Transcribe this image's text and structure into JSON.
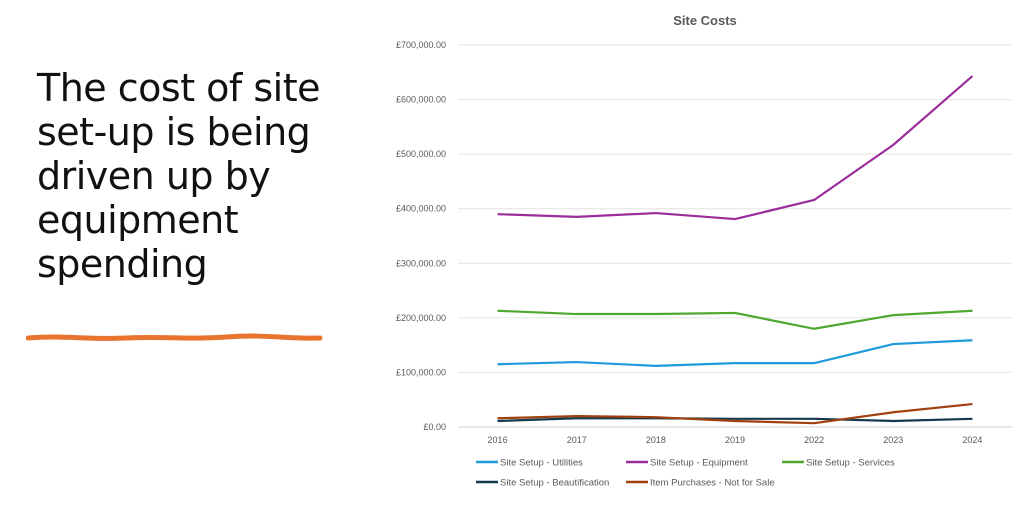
{
  "headline": "The cost of site set-up is being driven up by equipment spending",
  "underline_color": "#E8742E",
  "chart_data": {
    "type": "line",
    "title": "Site Costs",
    "xlabel": "",
    "ylabel": "",
    "categories": [
      "2016",
      "2017",
      "2018",
      "2019",
      "2022",
      "2023",
      "2024"
    ],
    "ylim": [
      0,
      700000
    ],
    "yticks": [
      0,
      100000,
      200000,
      300000,
      400000,
      500000,
      600000,
      700000
    ],
    "ytick_labels": [
      "£0.00",
      "£100,000.00",
      "£200,000.00",
      "£300,000.00",
      "£400,000.00",
      "£500,000.00",
      "£600,000.00",
      "£700,000.00"
    ],
    "grid": true,
    "legend": "bottom",
    "series": [
      {
        "name": "Site Setup - Utilities",
        "color": "#1F9BDB",
        "values": [
          115000,
          119000,
          112000,
          117000,
          117000,
          152000,
          159000
        ]
      },
      {
        "name": "Site Setup - Equipment",
        "color": "#9B2D9B",
        "values": [
          390000,
          385000,
          392000,
          381000,
          416000,
          517000,
          643000
        ]
      },
      {
        "name": "Site Setup - Services",
        "color": "#4EA72E",
        "values": [
          213000,
          207000,
          207000,
          209000,
          180000,
          205000,
          213000
        ]
      },
      {
        "name": "Site Setup - Beautification",
        "color": "#153A4F",
        "values": [
          11000,
          16000,
          16000,
          15000,
          15000,
          11000,
          15000
        ]
      },
      {
        "name": "Item Purchases - Not for Sale",
        "color": "#A0400F",
        "values": [
          16000,
          20000,
          18000,
          11000,
          7000,
          27000,
          42000
        ]
      }
    ]
  }
}
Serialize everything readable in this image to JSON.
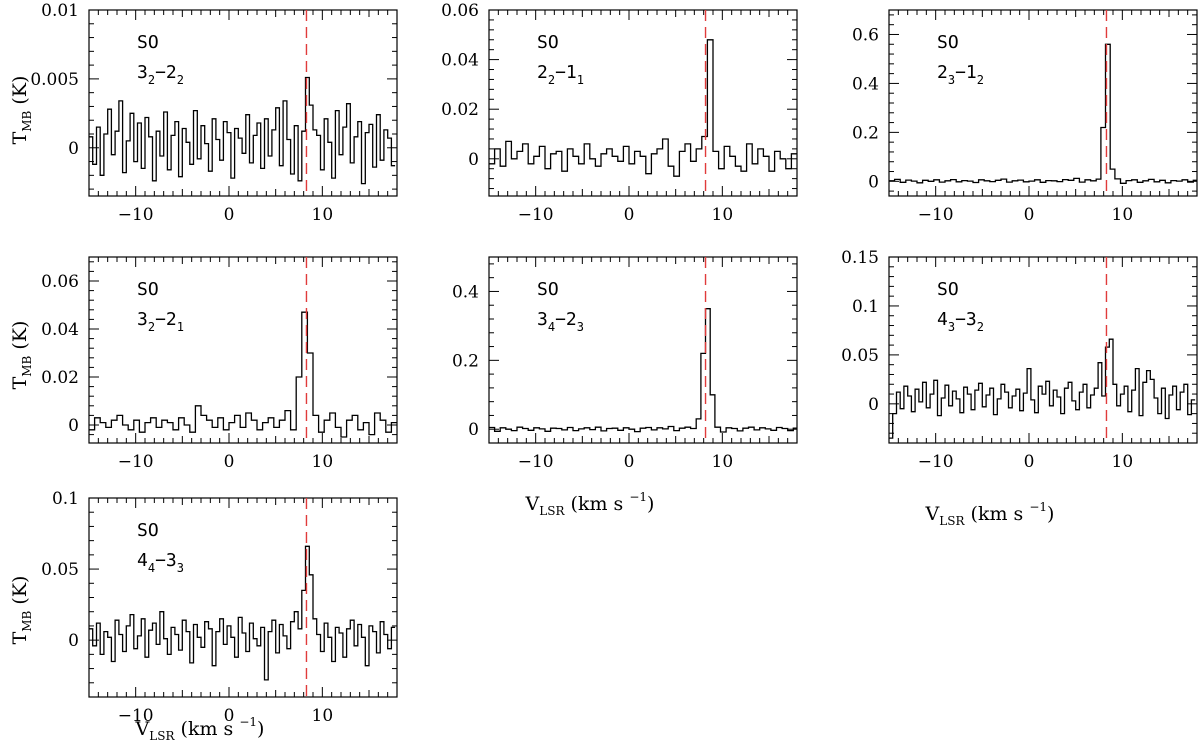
{
  "figure": {
    "xlabel": {
      "main": "V",
      "sub": "LSR",
      "unit": "(km s",
      "exp": "−1",
      "close": ")"
    },
    "ylabel": {
      "main": "T",
      "sub": "MB",
      "unit": "(K)"
    },
    "colors": {
      "line": "#000000",
      "marker": "#e03b3b",
      "background": "#ffffff"
    }
  },
  "chart_data": [
    {
      "type": "line",
      "step": true,
      "species": "SO",
      "transition": {
        "j_up": "3",
        "k_up": "2",
        "j_lo": "2",
        "k_lo": "2"
      },
      "xlim": [
        -15,
        18
      ],
      "ylim": [
        -0.0035,
        0.01
      ],
      "yticks": [
        0,
        0.005,
        0.01
      ],
      "yticklabels": [
        "0",
        "0.005",
        "0.01"
      ],
      "xticks": [
        -10,
        0,
        10
      ],
      "xticklabels": [
        "−10",
        "0",
        "10"
      ],
      "vline": 8.3,
      "show_ylabel": true,
      "show_xlabel": false,
      "x": [
        -15,
        -14.6,
        -14.2,
        -13.8,
        -13.4,
        -13,
        -12.6,
        -12.2,
        -11.8,
        -11.4,
        -11,
        -10.6,
        -10.2,
        -9.8,
        -9.4,
        -9,
        -8.6,
        -8.2,
        -7.8,
        -7.4,
        -7,
        -6.6,
        -6.2,
        -5.8,
        -5.4,
        -5,
        -4.6,
        -4.2,
        -3.8,
        -3.4,
        -3,
        -2.6,
        -2.2,
        -1.8,
        -1.4,
        -1,
        -0.6,
        -0.2,
        0.2,
        0.6,
        1,
        1.4,
        1.8,
        2.2,
        2.6,
        3,
        3.4,
        3.8,
        4.2,
        4.6,
        5,
        5.4,
        5.8,
        6.2,
        6.6,
        7,
        7.4,
        7.8,
        8.2,
        8.6,
        9,
        9.4,
        9.8,
        10.2,
        10.6,
        11,
        11.4,
        11.8,
        12.2,
        12.6,
        13,
        13.4,
        13.8,
        14.2,
        14.6,
        15,
        15.4,
        15.8,
        16.2,
        16.6,
        17,
        17.4
      ],
      "values": [
        0.0008,
        -0.0012,
        0.0015,
        -0.002,
        0.001,
        0.0028,
        -0.0005,
        0.0012,
        0.0034,
        -0.0018,
        0.0005,
        0.0025,
        -0.001,
        0.0018,
        -0.0015,
        0.0022,
        0.0008,
        -0.0024,
        0.0012,
        -0.0006,
        0.0026,
        -0.0016,
        0.0009,
        0.0019,
        -0.0021,
        0.0014,
        0.0004,
        -0.0012,
        0.0027,
        -0.0008,
        0.0016,
        0.0003,
        -0.0017,
        0.0021,
        0.0006,
        -0.0009,
        0.0019,
        0.0011,
        -0.0022,
        0.0014,
        0.0007,
        -0.0004,
        0.0024,
        -0.0011,
        0.0009,
        0.0018,
        -0.0015,
        0.0021,
        -0.0006,
        0.0013,
        0.0029,
        -0.0013,
        0.0034,
        0.0006,
        -0.0019,
        0.0016,
        -0.0024,
        0.0012,
        0.0051,
        0.0031,
        0.0013,
        0.0009,
        -0.0016,
        0.0021,
        0.0004,
        -0.0022,
        0.0027,
        -0.0005,
        0.0015,
        0.0032,
        -0.0011,
        0.0008,
        0.0019,
        -0.0026,
        0.0011,
        0.0017,
        -0.0014,
        0.0024,
        -0.0009,
        0.0013,
        0.0007,
        -0.0013
      ]
    },
    {
      "type": "line",
      "step": true,
      "species": "SO",
      "transition": {
        "j_up": "2",
        "k_up": "2",
        "j_lo": "1",
        "k_lo": "1"
      },
      "xlim": [
        -15,
        18
      ],
      "ylim": [
        -0.015,
        0.06
      ],
      "yticks": [
        0,
        0.02,
        0.04,
        0.06
      ],
      "yticklabels": [
        "0",
        "0.02",
        "0.04",
        "0.06"
      ],
      "xticks": [
        -10,
        0,
        10
      ],
      "xticklabels": [
        "−10",
        "0",
        "10"
      ],
      "vline": 8.2,
      "show_ylabel": false,
      "show_xlabel": true,
      "x": [
        -15,
        -14.4,
        -13.8,
        -13.2,
        -12.6,
        -12,
        -11.4,
        -10.8,
        -10.2,
        -9.6,
        -9,
        -8.4,
        -7.8,
        -7.2,
        -6.6,
        -6,
        -5.4,
        -4.8,
        -4.2,
        -3.6,
        -3,
        -2.4,
        -1.8,
        -1.2,
        -0.6,
        0,
        0.6,
        1.2,
        1.8,
        2.4,
        3,
        3.6,
        4.2,
        4.8,
        5.4,
        6,
        6.6,
        7.2,
        7.8,
        8.4,
        9,
        9.6,
        10.2,
        10.8,
        11.4,
        12,
        12.6,
        13.2,
        13.8,
        14.4,
        15,
        15.6,
        16.2,
        16.8,
        17.4
      ],
      "values": [
        -0.002,
        0.004,
        -0.003,
        0.007,
        0,
        0.003,
        0.006,
        -0.002,
        0.001,
        0.005,
        -0.004,
        0.002,
        0.003,
        -0.005,
        0.004,
        0.001,
        -0.002,
        0.006,
        0,
        -0.003,
        0.002,
        0.004,
        0.001,
        -0.001,
        0.005,
        -0.002,
        0.003,
        0.001,
        -0.006,
        0.002,
        0.004,
        0.008,
        -0.003,
        -0.007,
        0.003,
        0.006,
        -0.001,
        0.004,
        0.009,
        0.048,
        0.003,
        -0.004,
        0.005,
        0.001,
        -0.003,
        -0.005,
        0.006,
        -0.002,
        0.004,
        0.001,
        -0.005,
        0.003,
        0,
        -0.004,
        0.002
      ]
    },
    {
      "type": "line",
      "step": true,
      "species": "SO",
      "transition": {
        "j_up": "2",
        "k_up": "3",
        "j_lo": "1",
        "k_lo": "2"
      },
      "xlim": [
        -15,
        18
      ],
      "ylim": [
        -0.06,
        0.7
      ],
      "yticks": [
        0,
        0.2,
        0.4,
        0.6
      ],
      "yticklabels": [
        "0",
        "0.2",
        "0.4",
        "0.6"
      ],
      "xticks": [
        -10,
        0,
        10
      ],
      "xticklabels": [
        "−10",
        "0",
        "10"
      ],
      "vline": 8.3,
      "show_ylabel": false,
      "show_xlabel": true,
      "x": [
        -15,
        -14.4,
        -13.8,
        -13.2,
        -12.6,
        -12,
        -11.4,
        -10.8,
        -10.2,
        -9.6,
        -9,
        -8.4,
        -7.8,
        -7.2,
        -6.6,
        -6,
        -5.4,
        -4.8,
        -4.2,
        -3.6,
        -3,
        -2.4,
        -1.8,
        -1.2,
        -0.6,
        0,
        0.6,
        1.2,
        1.8,
        2.4,
        3,
        3.6,
        4.2,
        4.8,
        5.4,
        6,
        6.6,
        7.2,
        7.7,
        8.2,
        8.7,
        9.2,
        9.8,
        10.4,
        11,
        11.6,
        12.2,
        12.8,
        13.4,
        14,
        14.6,
        15.2,
        15.8,
        16.4,
        17,
        17.6
      ],
      "values": [
        0.002,
        0.008,
        -0.004,
        0.005,
        0.001,
        -0.006,
        0.004,
        0,
        0.006,
        -0.003,
        0.002,
        0.007,
        -0.002,
        0.003,
        0.001,
        -0.005,
        0.006,
        0.002,
        -0.001,
        0.004,
        0.009,
        -0.003,
        0.002,
        0.005,
        -0.002,
        0.001,
        0.006,
        -0.004,
        0.003,
        0.002,
        -0.001,
        0.007,
        0.004,
        0.012,
        -0.003,
        0.006,
        0.002,
        0.009,
        0.22,
        0.56,
        0.05,
        0.01,
        -0.008,
        0.003,
        0.006,
        -0.004,
        0.002,
        0.008,
        -0.002,
        0.004,
        -0.006,
        0.003,
        0.001,
        0.006,
        -0.003,
        0.004
      ]
    },
    {
      "type": "line",
      "step": true,
      "species": "SO",
      "transition": {
        "j_up": "3",
        "k_up": "2",
        "j_lo": "2",
        "k_lo": "1"
      },
      "xlim": [
        -15,
        18
      ],
      "ylim": [
        -0.0075,
        0.07
      ],
      "yticks": [
        0,
        0.02,
        0.04,
        0.06
      ],
      "yticklabels": [
        "0",
        "0.02",
        "0.04",
        "0.06"
      ],
      "xticks": [
        -10,
        0,
        10
      ],
      "xticklabels": [
        "−10",
        "0",
        "10"
      ],
      "vline": 8.3,
      "show_ylabel": true,
      "show_xlabel": false,
      "x": [
        -15,
        -14.4,
        -13.8,
        -13.2,
        -12.6,
        -12,
        -11.4,
        -10.8,
        -10.2,
        -9.6,
        -9,
        -8.4,
        -7.8,
        -7.2,
        -6.6,
        -6,
        -5.4,
        -4.8,
        -4.2,
        -3.6,
        -3,
        -2.4,
        -1.8,
        -1.2,
        -0.6,
        0,
        0.6,
        1.2,
        1.8,
        2.4,
        3,
        3.6,
        4.2,
        4.8,
        5.4,
        6,
        6.6,
        7.2,
        7.8,
        8.4,
        9,
        9.6,
        10.2,
        10.8,
        11.4,
        12,
        12.6,
        13.2,
        13.8,
        14.4,
        15,
        15.6,
        16.2,
        16.8,
        17.4
      ],
      "values": [
        -0.002,
        0.003,
        0.001,
        -0.001,
        0.002,
        0.004,
        0,
        -0.002,
        0.002,
        -0.003,
        0.001,
        0.003,
        -0.001,
        0.002,
        0.001,
        -0.002,
        0.003,
        0,
        -0.003,
        0.008,
        0.004,
        0.002,
        -0.001,
        0.003,
        -0.002,
        0.001,
        0.004,
        -0.001,
        0.005,
        0.002,
        -0.002,
        0.001,
        0.003,
        -0.001,
        0.002,
        0.006,
        -0.002,
        0.02,
        0.047,
        0.03,
        0.004,
        -0.003,
        0.002,
        0.005,
        -0.001,
        -0.005,
        0.002,
        0.004,
        -0.002,
        0.001,
        -0.004,
        0.005,
        0.002,
        -0.003,
        0.001
      ]
    },
    {
      "type": "line",
      "step": true,
      "species": "SO",
      "transition": {
        "j_up": "3",
        "k_up": "4",
        "j_lo": "2",
        "k_lo": "3"
      },
      "xlim": [
        -15,
        18
      ],
      "ylim": [
        -0.04,
        0.5
      ],
      "yticks": [
        0,
        0.2,
        0.4
      ],
      "yticklabels": [
        "0",
        "0.2",
        "0.4"
      ],
      "xticks": [
        -10,
        0,
        10
      ],
      "xticklabels": [
        "−10",
        "0",
        "10"
      ],
      "vline": 8.2,
      "show_ylabel": false,
      "show_xlabel": true,
      "x": [
        -15,
        -14.4,
        -13.8,
        -13.2,
        -12.6,
        -12,
        -11.4,
        -10.8,
        -10.2,
        -9.6,
        -9,
        -8.4,
        -7.8,
        -7.2,
        -6.6,
        -6,
        -5.4,
        -4.8,
        -4.2,
        -3.6,
        -3,
        -2.4,
        -1.8,
        -1.2,
        -0.6,
        0,
        0.6,
        1.2,
        1.8,
        2.4,
        3,
        3.6,
        4.2,
        4.8,
        5.4,
        6,
        6.6,
        7.2,
        7.7,
        8.2,
        8.7,
        9.2,
        9.8,
        10.4,
        11,
        11.6,
        12.2,
        12.8,
        13.4,
        14,
        14.6,
        15.2,
        15.8,
        16.4,
        17,
        17.6
      ],
      "values": [
        0.005,
        -0.006,
        0.004,
        0,
        -0.004,
        0.006,
        0.002,
        -0.003,
        0.004,
        0.001,
        -0.006,
        0.003,
        0.002,
        -0.002,
        0.005,
        -0.004,
        0.001,
        0.004,
        -0.001,
        0.006,
        -0.005,
        0.002,
        0.003,
        -0.003,
        0.004,
        0,
        -0.007,
        0.003,
        0.005,
        -0.002,
        0.004,
        0.001,
        0.008,
        -0.004,
        0.003,
        0.006,
        0.002,
        0.03,
        0.22,
        0.35,
        0.1,
        0.006,
        -0.008,
        0.004,
        0.002,
        -0.005,
        0.003,
        0.006,
        -0.002,
        0.004,
        0.001,
        -0.003,
        0.005,
        0.002,
        -0.004,
        0.003
      ]
    },
    {
      "type": "line",
      "step": true,
      "species": "SO",
      "transition": {
        "j_up": "4",
        "k_up": "3",
        "j_lo": "3",
        "k_lo": "2"
      },
      "xlim": [
        -15,
        18
      ],
      "ylim": [
        -0.04,
        0.15
      ],
      "yticks": [
        0,
        0.05,
        0.1,
        0.15
      ],
      "yticklabels": [
        "0",
        "0.05",
        "0.1",
        "0.15"
      ],
      "xticks": [
        -10,
        0,
        10
      ],
      "xticklabels": [
        "−10",
        "0",
        "10"
      ],
      "vline": 8.3,
      "show_ylabel": false,
      "show_xlabel": true,
      "x": [
        -15,
        -14.6,
        -14.2,
        -13.8,
        -13.4,
        -13,
        -12.6,
        -12.2,
        -11.8,
        -11.4,
        -11,
        -10.6,
        -10.2,
        -9.8,
        -9.4,
        -9,
        -8.6,
        -8.2,
        -7.8,
        -7.4,
        -7,
        -6.6,
        -6.2,
        -5.8,
        -5.4,
        -5,
        -4.6,
        -4.2,
        -3.8,
        -3.4,
        -3,
        -2.6,
        -2.2,
        -1.8,
        -1.4,
        -1,
        -0.6,
        -0.2,
        0.2,
        0.6,
        1,
        1.4,
        1.8,
        2.2,
        2.6,
        3,
        3.4,
        3.8,
        4.2,
        4.6,
        5,
        5.4,
        5.8,
        6.2,
        6.6,
        7,
        7.4,
        7.8,
        8.2,
        8.6,
        9,
        9.4,
        9.8,
        10.2,
        10.6,
        11,
        11.4,
        11.8,
        12.2,
        12.6,
        13,
        13.4,
        13.8,
        14.2,
        14.6,
        15,
        15.4,
        15.8,
        16.2,
        16.6,
        17,
        17.4
      ],
      "values": [
        -0.035,
        -0.01,
        0.012,
        -0.005,
        0.018,
        0.008,
        -0.008,
        0.015,
        0.002,
        0.022,
        -0.004,
        0.01,
        0.024,
        -0.012,
        0.006,
        0.019,
        -0.002,
        0.013,
        0.005,
        -0.009,
        0.017,
        0.01,
        -0.006,
        0.014,
        0.021,
        -0.003,
        0.009,
        0.016,
        -0.011,
        0.005,
        0.02,
        0.012,
        -0.004,
        0.008,
        0.015,
        -0.007,
        0.011,
        0.036,
        0.004,
        -0.009,
        0.018,
        0.01,
        0.023,
        -0.002,
        0.014,
        0.007,
        -0.01,
        0.016,
        0.022,
        0.003,
        -0.006,
        0.012,
        0.02,
        -0.004,
        0.009,
        0.016,
        0.042,
        0.008,
        0.058,
        0.066,
        0.02,
        -0.002,
        0.01,
        0.018,
        -0.008,
        0.014,
        0.036,
        -0.012,
        0.022,
        0.034,
        0.025,
        0.006,
        -0.01,
        0.016,
        -0.015,
        0.009,
        0.018,
        -0.006,
        0.012,
        0.02,
        -0.011,
        0.004
      ]
    },
    {
      "type": "line",
      "step": true,
      "species": "SO",
      "transition": {
        "j_up": "4",
        "k_up": "4",
        "j_lo": "3",
        "k_lo": "3"
      },
      "xlim": [
        -15,
        18
      ],
      "ylim": [
        -0.04,
        0.1
      ],
      "yticks": [
        0,
        0.05,
        0.1
      ],
      "yticklabels": [
        "0",
        "0.05",
        "0.1"
      ],
      "xticks": [
        -10,
        0,
        10
      ],
      "xticklabels": [
        "−10",
        "0",
        "10"
      ],
      "vline": 8.3,
      "show_ylabel": true,
      "show_xlabel": true,
      "x": [
        -15,
        -14.6,
        -14.2,
        -13.8,
        -13.4,
        -13,
        -12.6,
        -12.2,
        -11.8,
        -11.4,
        -11,
        -10.6,
        -10.2,
        -9.8,
        -9.4,
        -9,
        -8.6,
        -8.2,
        -7.8,
        -7.4,
        -7,
        -6.6,
        -6.2,
        -5.8,
        -5.4,
        -5,
        -4.6,
        -4.2,
        -3.8,
        -3.4,
        -3,
        -2.6,
        -2.2,
        -1.8,
        -1.4,
        -1,
        -0.6,
        -0.2,
        0.2,
        0.6,
        1,
        1.4,
        1.8,
        2.2,
        2.6,
        3,
        3.4,
        3.8,
        4.2,
        4.6,
        5,
        5.4,
        5.8,
        6.2,
        6.6,
        7,
        7.4,
        7.8,
        8.2,
        8.6,
        9,
        9.4,
        9.8,
        10.2,
        10.6,
        11,
        11.4,
        11.8,
        12.2,
        12.6,
        13,
        13.4,
        13.8,
        14.2,
        14.6,
        15,
        15.4,
        15.8,
        16.2,
        16.6,
        17,
        17.4
      ],
      "values": [
        0.008,
        -0.004,
        0.012,
        -0.01,
        0.006,
        0.002,
        -0.015,
        0.014,
        0.004,
        -0.008,
        0.01,
        0.018,
        -0.006,
        0.003,
        0.015,
        -0.012,
        0.007,
        0.012,
        -0.003,
        0.02,
        0.001,
        -0.01,
        0.009,
        0.004,
        -0.007,
        0.014,
        0.006,
        -0.016,
        0.011,
        0.002,
        -0.005,
        0.013,
        0.008,
        -0.018,
        0.006,
        0.015,
        -0.003,
        0.01,
        0.002,
        -0.012,
        0.016,
        0.005,
        -0.008,
        0.012,
        0.001,
        -0.004,
        0.009,
        -0.028,
        0.006,
        0.014,
        -0.009,
        0.011,
        0.003,
        -0.006,
        0.013,
        0.02,
        0.008,
        0.035,
        0.066,
        0.046,
        0.015,
        0.004,
        -0.008,
        0.012,
        0.002,
        -0.015,
        0.009,
        0.005,
        -0.012,
        0.008,
        0.014,
        -0.004,
        0.011,
        0.002,
        -0.018,
        0.01,
        0.006,
        -0.009,
        0.013,
        0.004,
        -0.006,
        0.009
      ]
    }
  ]
}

> WORK TO DO
Pull every line containing "JSON" from the data.

> OUTPUT FOR THIS EXERCISE
Transcribe this image's text and structure into JSON.
Serialize everything readable in this image to JSON.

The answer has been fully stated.